** begin **

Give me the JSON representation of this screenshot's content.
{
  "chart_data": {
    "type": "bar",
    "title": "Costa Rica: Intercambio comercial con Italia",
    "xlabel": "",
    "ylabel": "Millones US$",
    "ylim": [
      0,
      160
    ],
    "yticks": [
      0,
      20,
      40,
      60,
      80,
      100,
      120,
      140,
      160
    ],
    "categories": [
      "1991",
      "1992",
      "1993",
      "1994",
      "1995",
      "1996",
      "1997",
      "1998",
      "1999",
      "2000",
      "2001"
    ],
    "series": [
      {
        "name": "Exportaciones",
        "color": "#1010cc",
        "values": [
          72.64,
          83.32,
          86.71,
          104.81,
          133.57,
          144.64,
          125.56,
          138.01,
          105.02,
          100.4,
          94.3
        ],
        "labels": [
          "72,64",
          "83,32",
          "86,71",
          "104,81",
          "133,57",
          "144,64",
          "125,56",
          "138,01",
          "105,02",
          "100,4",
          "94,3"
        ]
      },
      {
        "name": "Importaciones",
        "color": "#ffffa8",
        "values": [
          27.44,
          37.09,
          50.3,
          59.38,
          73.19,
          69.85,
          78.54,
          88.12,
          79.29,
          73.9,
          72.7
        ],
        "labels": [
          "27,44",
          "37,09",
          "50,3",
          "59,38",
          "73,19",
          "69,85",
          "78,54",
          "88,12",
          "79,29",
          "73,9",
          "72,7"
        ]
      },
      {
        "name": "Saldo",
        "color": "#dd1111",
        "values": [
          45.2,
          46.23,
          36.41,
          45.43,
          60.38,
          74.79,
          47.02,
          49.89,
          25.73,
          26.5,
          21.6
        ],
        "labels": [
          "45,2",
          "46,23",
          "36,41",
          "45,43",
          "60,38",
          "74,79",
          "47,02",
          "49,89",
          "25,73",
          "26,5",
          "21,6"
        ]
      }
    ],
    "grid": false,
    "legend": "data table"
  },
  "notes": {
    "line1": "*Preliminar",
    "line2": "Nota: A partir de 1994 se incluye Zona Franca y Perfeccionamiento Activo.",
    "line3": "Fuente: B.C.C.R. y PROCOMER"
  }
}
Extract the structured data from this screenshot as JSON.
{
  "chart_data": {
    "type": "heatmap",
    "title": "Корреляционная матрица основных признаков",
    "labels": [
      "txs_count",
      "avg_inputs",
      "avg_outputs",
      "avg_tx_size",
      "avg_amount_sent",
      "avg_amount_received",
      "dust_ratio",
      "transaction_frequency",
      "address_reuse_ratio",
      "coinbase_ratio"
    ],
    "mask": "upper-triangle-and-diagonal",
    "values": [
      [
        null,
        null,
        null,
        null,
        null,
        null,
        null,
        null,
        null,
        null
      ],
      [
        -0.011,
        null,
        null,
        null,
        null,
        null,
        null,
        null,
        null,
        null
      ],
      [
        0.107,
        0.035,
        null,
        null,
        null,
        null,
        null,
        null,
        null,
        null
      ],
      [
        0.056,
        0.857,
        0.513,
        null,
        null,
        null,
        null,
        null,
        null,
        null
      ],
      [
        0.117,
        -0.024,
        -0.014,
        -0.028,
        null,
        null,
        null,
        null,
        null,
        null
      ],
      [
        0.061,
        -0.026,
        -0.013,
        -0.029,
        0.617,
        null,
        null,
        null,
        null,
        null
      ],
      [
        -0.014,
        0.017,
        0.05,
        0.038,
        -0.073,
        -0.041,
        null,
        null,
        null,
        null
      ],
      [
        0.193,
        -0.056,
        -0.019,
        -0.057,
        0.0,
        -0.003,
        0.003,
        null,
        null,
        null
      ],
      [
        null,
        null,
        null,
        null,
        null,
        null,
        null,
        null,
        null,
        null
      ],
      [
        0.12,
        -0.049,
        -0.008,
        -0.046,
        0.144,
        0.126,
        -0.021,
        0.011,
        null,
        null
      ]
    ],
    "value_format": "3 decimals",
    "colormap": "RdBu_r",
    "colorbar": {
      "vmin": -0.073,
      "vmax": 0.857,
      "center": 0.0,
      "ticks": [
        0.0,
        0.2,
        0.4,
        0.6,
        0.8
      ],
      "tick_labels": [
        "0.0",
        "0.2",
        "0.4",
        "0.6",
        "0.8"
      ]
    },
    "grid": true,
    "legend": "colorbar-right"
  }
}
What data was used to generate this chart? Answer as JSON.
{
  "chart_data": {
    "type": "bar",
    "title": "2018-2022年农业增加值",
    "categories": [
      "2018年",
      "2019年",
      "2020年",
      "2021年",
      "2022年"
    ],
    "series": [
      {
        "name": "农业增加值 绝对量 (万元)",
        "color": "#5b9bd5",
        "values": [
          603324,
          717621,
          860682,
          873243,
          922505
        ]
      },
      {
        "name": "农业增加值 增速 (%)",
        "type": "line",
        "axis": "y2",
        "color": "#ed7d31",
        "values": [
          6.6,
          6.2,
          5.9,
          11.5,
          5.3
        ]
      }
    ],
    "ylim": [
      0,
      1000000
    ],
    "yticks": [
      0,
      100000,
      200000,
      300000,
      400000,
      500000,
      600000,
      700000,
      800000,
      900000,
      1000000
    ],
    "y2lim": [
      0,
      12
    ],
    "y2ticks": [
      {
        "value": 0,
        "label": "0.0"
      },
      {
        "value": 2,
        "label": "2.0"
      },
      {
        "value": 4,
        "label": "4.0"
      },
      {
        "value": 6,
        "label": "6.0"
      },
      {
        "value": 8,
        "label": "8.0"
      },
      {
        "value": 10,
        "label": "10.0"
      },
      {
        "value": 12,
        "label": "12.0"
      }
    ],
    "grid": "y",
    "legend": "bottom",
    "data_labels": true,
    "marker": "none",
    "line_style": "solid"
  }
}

** end **

Task description:
Above are some records. Print them all exactly.

Final result:
Give me the JSON representation of this screenshot's content.
{
  "chart_data": {
    "type": "bar",
    "title": "Costa Rica: Intercambio comercial con Italia",
    "xlabel": "",
    "ylabel": "Millones US$",
    "ylim": [
      0,
      160
    ],
    "yticks": [
      0,
      20,
      40,
      60,
      80,
      100,
      120,
      140,
      160
    ],
    "categories": [
      "1991",
      "1992",
      "1993",
      "1994",
      "1995",
      "1996",
      "1997",
      "1998",
      "1999",
      "2000",
      "2001"
    ],
    "series": [
      {
        "name": "Exportaciones",
        "color": "#1010cc",
        "values": [
          72.64,
          83.32,
          86.71,
          104.81,
          133.57,
          144.64,
          125.56,
          138.01,
          105.02,
          100.4,
          94.3
        ],
        "labels": [
          "72,64",
          "83,32",
          "86,71",
          "104,81",
          "133,57",
          "144,64",
          "125,56",
          "138,01",
          "105,02",
          "100,4",
          "94,3"
        ]
      },
      {
        "name": "Importaciones",
        "color": "#ffffa8",
        "values": [
          27.44,
          37.09,
          50.3,
          59.38,
          73.19,
          69.85,
          78.54,
          88.12,
          79.29,
          73.9,
          72.7
        ],
        "labels": [
          "27,44",
          "37,09",
          "50,3",
          "59,38",
          "73,19",
          "69,85",
          "78,54",
          "88,12",
          "79,29",
          "73,9",
          "72,7"
        ]
      },
      {
        "name": "Saldo",
        "color": "#dd1111",
        "values": [
          45.2,
          46.23,
          36.41,
          45.43,
          60.38,
          74.79,
          47.02,
          49.89,
          25.73,
          26.5,
          21.6
        ],
        "labels": [
          "45,2",
          "46,23",
          "36,41",
          "45,43",
          "60,38",
          "74,79",
          "47,02",
          "49,89",
          "25,73",
          "26,5",
          "21,6"
        ]
      }
    ],
    "grid": false,
    "legend": "data table"
  },
  "notes": {
    "line1": "*Preliminar",
    "line2": "Nota: A partir de 1994 se incluye Zona Franca y Perfeccionamiento Activo.",
    "line3": "Fuente: B.C.C.R. y PROCOMER"
  }
}
Extract the structured data from this screenshot as JSON.
{
  "chart_data": {
    "type": "heatmap",
    "title": "Корреляционная матрица основных признаков",
    "labels": [
      "txs_count",
      "avg_inputs",
      "avg_outputs",
      "avg_tx_size",
      "avg_amount_sent",
      "avg_amount_received",
      "dust_ratio",
      "transaction_frequency",
      "address_reuse_ratio",
      "coinbase_ratio"
    ],
    "mask": "upper-triangle-and-diagonal",
    "values": [
      [
        null,
        null,
        null,
        null,
        null,
        null,
        null,
        null,
        null,
        null
      ],
      [
        -0.011,
        null,
        null,
        null,
        null,
        null,
        null,
        null,
        null,
        null
      ],
      [
        0.107,
        0.035,
        null,
        null,
        null,
        null,
        null,
        null,
        null,
        null
      ],
      [
        0.056,
        0.857,
        0.513,
        null,
        null,
        null,
        null,
        null,
        null,
        null
      ],
      [
        0.117,
        -0.024,
        -0.014,
        -0.028,
        null,
        null,
        null,
        null,
        null,
        null
      ],
      [
        0.061,
        -0.026,
        -0.013,
        -0.029,
        0.617,
        null,
        null,
        null,
        null,
        null
      ],
      [
        -0.014,
        0.017,
        0.05,
        0.038,
        -0.073,
        -0.041,
        null,
        null,
        null,
        null
      ],
      [
        0.193,
        -0.056,
        -0.019,
        -0.057,
        0.0,
        -0.003,
        0.003,
        null,
        null,
        null
      ],
      [
        null,
        null,
        null,
        null,
        null,
        null,
        null,
        null,
        null,
        null
      ],
      [
        0.12,
        -0.049,
        -0.008,
        -0.046,
        0.144,
        0.126,
        -0.021,
        0.011,
        null,
        null
      ]
    ],
    "value_format": "3 decimals",
    "colormap": "RdBu_r",
    "colorbar": {
      "vmin": -0.073,
      "vmax": 0.857,
      "center": 0.0,
      "ticks": [
        0.0,
        0.2,
        0.4,
        0.6,
        0.8
      ],
      "tick_labels": [
        "0.0",
        "0.2",
        "0.4",
        "0.6",
        "0.8"
      ]
    },
    "grid": true,
    "legend": "colorbar-right"
  }
}
What data was used to generate this chart? Answer as JSON.
{
  "chart_data": {
    "type": "bar",
    "title": "2018-2022年农业增加值",
    "categories": [
      "2018年",
      "2019年",
      "2020年",
      "2021年",
      "2022年"
    ],
    "series": [
      {
        "name": "农业增加值 绝对量 (万元)",
        "color": "#5b9bd5",
        "values": [
          603324,
          717621,
          860682,
          873243,
          922505
        ]
      },
      {
        "name": "农业增加值 增速 (%)",
        "type": "line",
        "axis": "y2",
        "color": "#ed7d31",
        "values": [
          6.6,
          6.2,
          5.9,
          11.5,
          5.3
        ]
      }
    ],
    "ylim": [
      0,
      1000000
    ],
    "yticks": [
      0,
      100000,
      200000,
      300000,
      400000,
      500000,
      600000,
      700000,
      800000,
      900000,
      1000000
    ],
    "y2lim": [
      0,
      12
    ],
    "y2ticks": [
      {
        "value": 0,
        "label": "0.0"
      },
      {
        "value": 2,
        "label": "2.0"
      },
      {
        "value": 4,
        "label": "4.0"
      },
      {
        "value": 6,
        "label": "6.0"
      },
      {
        "value": 8,
        "label": "8.0"
      },
      {
        "value": 10,
        "label": "10.0"
      },
      {
        "value": 12,
        "label": "12.0"
      }
    ],
    "grid": "y",
    "legend": "bottom",
    "data_labels": true,
    "marker": "none",
    "line_style": "solid"
  }
}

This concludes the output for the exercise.